What the task asks: Repeat the material in full. Keep every line exactly as it is.

────────────────

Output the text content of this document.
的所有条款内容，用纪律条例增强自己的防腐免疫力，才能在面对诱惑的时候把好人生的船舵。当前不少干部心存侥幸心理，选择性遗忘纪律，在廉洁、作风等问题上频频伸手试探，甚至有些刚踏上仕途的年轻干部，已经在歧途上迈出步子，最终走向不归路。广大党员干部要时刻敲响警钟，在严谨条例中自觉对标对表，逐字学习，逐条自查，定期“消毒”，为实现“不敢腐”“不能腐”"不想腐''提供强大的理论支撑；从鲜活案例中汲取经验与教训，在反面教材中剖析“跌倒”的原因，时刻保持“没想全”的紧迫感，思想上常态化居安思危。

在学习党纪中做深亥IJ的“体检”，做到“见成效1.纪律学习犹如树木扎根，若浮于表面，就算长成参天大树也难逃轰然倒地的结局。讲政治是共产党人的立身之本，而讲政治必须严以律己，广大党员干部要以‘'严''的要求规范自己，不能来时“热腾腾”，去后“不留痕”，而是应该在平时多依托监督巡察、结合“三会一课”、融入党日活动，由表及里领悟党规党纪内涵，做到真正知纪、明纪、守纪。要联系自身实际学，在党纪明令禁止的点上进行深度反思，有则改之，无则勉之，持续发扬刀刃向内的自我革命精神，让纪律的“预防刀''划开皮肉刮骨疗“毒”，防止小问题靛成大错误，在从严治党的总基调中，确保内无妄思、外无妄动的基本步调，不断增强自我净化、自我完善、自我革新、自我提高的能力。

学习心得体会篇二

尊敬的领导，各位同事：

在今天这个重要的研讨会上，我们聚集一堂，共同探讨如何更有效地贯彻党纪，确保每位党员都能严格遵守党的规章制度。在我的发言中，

────────────────

The answer:
Output the text content of this document.
的所有条款内容，用纪律条例增强自己的防腐免疫力，才能在面对诱惑的时候把好人生的船舵。当前不少干部心存侥幸心理，选择性遗忘纪律，在廉洁、作风等问题上频频伸手试探，甚至有些刚踏上仕途的年轻干部，已经在歧途上迈出步子，最终走向不归路。广大党员干部要时刻敲响警钟，在严谨条例中自觉对标对表，逐字学习，逐条自查，定期“消毒”，为实现“不敢腐”“不能腐”"不想腐''提供强大的理论支撑；从鲜活案例中汲取经验与教训，在反面教材中剖析“跌倒”的原因，时刻保持“没想全”的紧迫感，思想上常态化居安思危。

在学习党纪中做深亥IJ的“体检”，做到“见成效1.纪律学习犹如树木扎根，若浮于表面，就算长成参天大树也难逃轰然倒地的结局。讲政治是共产党人的立身之本，而讲政治必须严以律己，广大党员干部要以‘'严''的要求规范自己，不能来时“热腾腾”，去后“不留痕”，而是应该在平时多依托监督巡察、结合“三会一课”、融入党日活动，由表及里领悟党规党纪内涵，做到真正知纪、明纪、守纪。要联系自身实际学，在党纪明令禁止的点上进行深度反思，有则改之，无则勉之，持续发扬刀刃向内的自我革命精神，让纪律的“预防刀''划开皮肉刮骨疗“毒”，防止小问题靛成大错误，在从严治党的总基调中，确保内无妄思、外无妄动的基本步调，不断增强自我净化、自我完善、自我革新、自我提高的能力。

学习心得体会篇二

尊敬的领导，各位同事：

在今天这个重要的研讨会上，我们聚集一堂，共同探讨如何更有效地贯彻党纪，确保每位党员都能严格遵守党的规章制度。在我的发言中，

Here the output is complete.